Reputation: 36058
I'm trying to add a breakpoint in the line # gutter, but no breakpoint is added when I do this in the playground. Is this possible or is there another way to set breakpoints in the playground?
Upvotes: 61
Views: 28122
Reputation: 11
You can alternatively use Swift Playgrounds app. It has an in-built feature of Step-Through, and it highlights every line in each step as shown below in the attached image:
Upvotes: 1
Reputation: 162
Instead you can create a swift command line app. Run these lines in command line in order to create a cli app.
mkdir MyCLI
cd MyCLI
swift package init --name MyCLI --type executable
Then run it by:
swift run MyCLI
You can create breakpoints in this app. I copied code samples from documentation.
Upvotes: 0
Reputation: 16715
If you want to pause execution of a playground to have a peek at what's going on, you can use sleep
. The information you can get isn't nearly as granular as what you can get from lldb
.
To do this, you'll need to add import Foundation
at the top of your playground.

▶ [EXERCISE GOAL]:
Answer these questions about the text on setting breakpoints in a playground:
1. Which app does one reply suggest for its built-in Step-Through feature?
2. What command runs the command line app once it has been created?
3. What must be added at the top of the playground to pause it with sleep?
The material that comes next is from a separate source.

▶ [GIVEN DATA]:
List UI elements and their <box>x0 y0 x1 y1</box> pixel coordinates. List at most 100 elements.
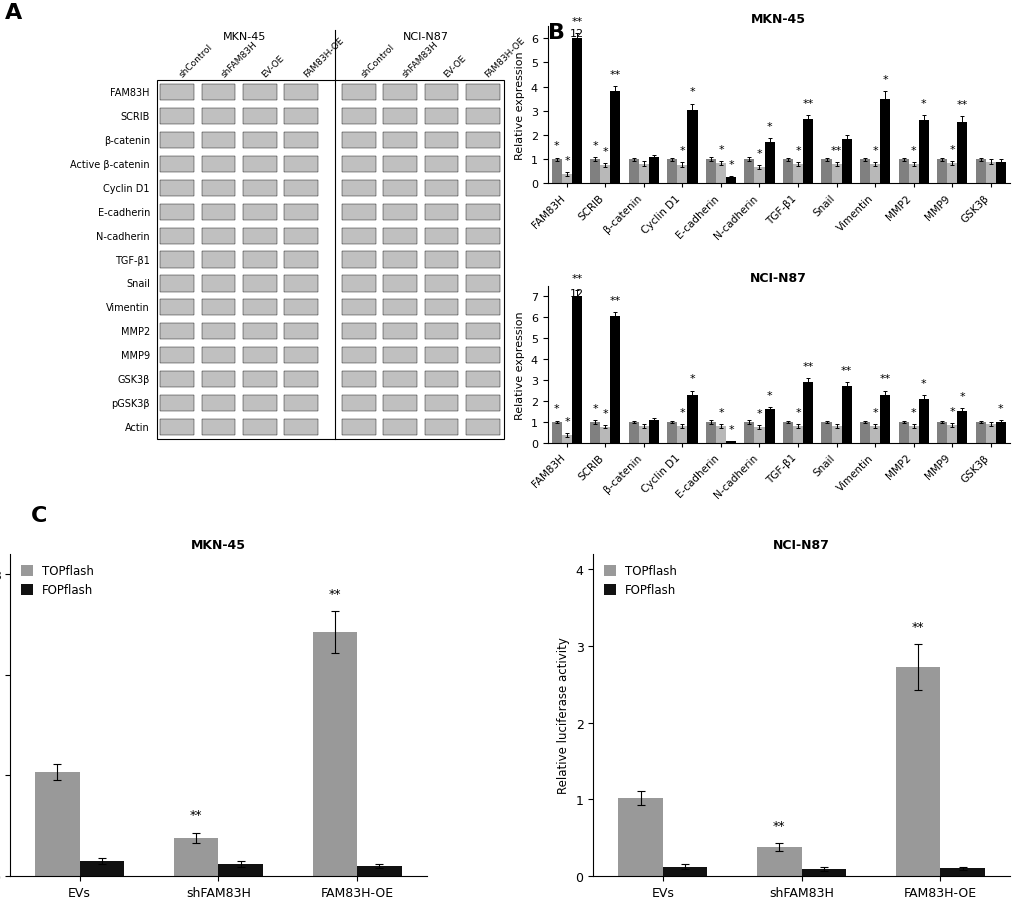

▶ [EXERCISE SOLUTION]:
1. The Swift Playgrounds app.
2. swift run MyCLI
3. import Foundation